**Set exercise**
Copy out each line of the material below with no changes.

────────────────────

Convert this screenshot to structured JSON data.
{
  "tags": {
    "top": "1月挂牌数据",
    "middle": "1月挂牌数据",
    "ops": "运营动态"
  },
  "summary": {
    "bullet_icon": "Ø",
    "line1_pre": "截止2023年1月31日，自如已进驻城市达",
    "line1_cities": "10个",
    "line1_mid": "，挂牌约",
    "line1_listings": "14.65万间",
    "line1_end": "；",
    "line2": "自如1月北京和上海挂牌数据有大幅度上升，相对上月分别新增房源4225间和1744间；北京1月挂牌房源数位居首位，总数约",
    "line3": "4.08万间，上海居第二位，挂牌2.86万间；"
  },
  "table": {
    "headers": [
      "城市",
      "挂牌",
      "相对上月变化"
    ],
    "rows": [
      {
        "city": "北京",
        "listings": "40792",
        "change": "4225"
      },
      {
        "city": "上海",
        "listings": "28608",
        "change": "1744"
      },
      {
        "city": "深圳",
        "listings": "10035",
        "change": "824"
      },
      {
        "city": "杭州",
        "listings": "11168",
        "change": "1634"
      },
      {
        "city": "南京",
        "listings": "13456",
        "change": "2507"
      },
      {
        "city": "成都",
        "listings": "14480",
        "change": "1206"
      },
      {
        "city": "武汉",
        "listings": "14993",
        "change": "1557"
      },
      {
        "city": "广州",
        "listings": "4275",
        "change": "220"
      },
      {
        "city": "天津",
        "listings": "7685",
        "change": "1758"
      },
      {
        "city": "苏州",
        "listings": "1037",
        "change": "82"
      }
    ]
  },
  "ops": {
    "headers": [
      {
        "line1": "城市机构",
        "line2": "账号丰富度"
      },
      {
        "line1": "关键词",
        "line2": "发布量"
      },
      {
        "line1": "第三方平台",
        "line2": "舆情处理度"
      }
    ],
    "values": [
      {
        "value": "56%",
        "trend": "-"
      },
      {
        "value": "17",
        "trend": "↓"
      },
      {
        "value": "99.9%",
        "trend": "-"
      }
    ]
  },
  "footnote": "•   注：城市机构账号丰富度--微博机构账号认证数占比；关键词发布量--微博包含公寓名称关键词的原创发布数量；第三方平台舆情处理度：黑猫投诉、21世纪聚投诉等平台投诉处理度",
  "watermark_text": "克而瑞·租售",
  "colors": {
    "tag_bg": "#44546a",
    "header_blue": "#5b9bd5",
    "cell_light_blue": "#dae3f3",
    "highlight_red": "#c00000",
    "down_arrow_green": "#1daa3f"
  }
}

────────────────────

**Answer to the problem**
Convert this screenshot to structured JSON data.
{
  "tags": {
    "top": "1月挂牌数据",
    "middle": "1月挂牌数据",
    "ops": "运营动态"
  },
  "summary": {
    "bullet_icon": "Ø",
    "line1_pre": "截止2023年1月31日，自如已进驻城市达",
    "line1_cities": "10个",
    "line1_mid": "，挂牌约",
    "line1_listings": "14.65万间",
    "line1_end": "；",
    "line2": "自如1月北京和上海挂牌数据有大幅度上升，相对上月分别新增房源4225间和1744间；北京1月挂牌房源数位居首位，总数约",
    "line3": "4.08万间，上海居第二位，挂牌2.86万间；"
  },
  "table": {
    "headers": [
      "城市",
      "挂牌",
      "相对上月变化"
    ],
    "rows": [
      {
        "city": "北京",
        "listings": "40792",
        "change": "4225"
      },
      {
        "city": "上海",
        "listings": "28608",
        "change": "1744"
      },
      {
        "city": "深圳",
        "listings": "10035",
        "change": "824"
      },
      {
        "city": "杭州",
        "listings": "11168",
        "change": "1634"
      },
      {
        "city": "南京",
        "listings": "13456",
        "change": "2507"
      },
      {
        "city": "成都",
        "listings": "14480",
        "change": "1206"
      },
      {
        "city": "武汉",
        "listings": "14993",
        "change": "1557"
      },
      {
        "city": "广州",
        "listings": "4275",
        "change": "220"
      },
      {
        "city": "天津",
        "listings": "7685",
        "change": "1758"
      },
      {
        "city": "苏州",
        "listings": "1037",
        "change": "82"
      }
    ]
  },
  "ops": {
    "headers": [
      {
        "line1": "城市机构",
        "line2": "账号丰富度"
      },
      {
        "line1": "关键词",
        "line2": "发布量"
      },
      {
        "line1": "第三方平台",
        "line2": "舆情处理度"
      }
    ],
    "values": [
      {
        "value": "56%",
        "trend": "-"
      },
      {
        "value": "17",
        "trend": "↓"
      },
      {
        "value": "99.9%",
        "trend": "-"
      }
    ]
  },
  "footnote": "•   注：城市机构账号丰富度--微博机构账号认证数占比；关键词发布量--微博包含公寓名称关键词的原创发布数量；第三方平台舆情处理度：黑猫投诉、21世纪聚投诉等平台投诉处理度",
  "watermark_text": "克而瑞·租售",
  "colors": {
    "tag_bg": "#44546a",
    "header_blue": "#5b9bd5",
    "cell_light_blue": "#dae3f3",
    "highlight_red": "#c00000",
    "down_arrow_green": "#1daa3f"
  }
}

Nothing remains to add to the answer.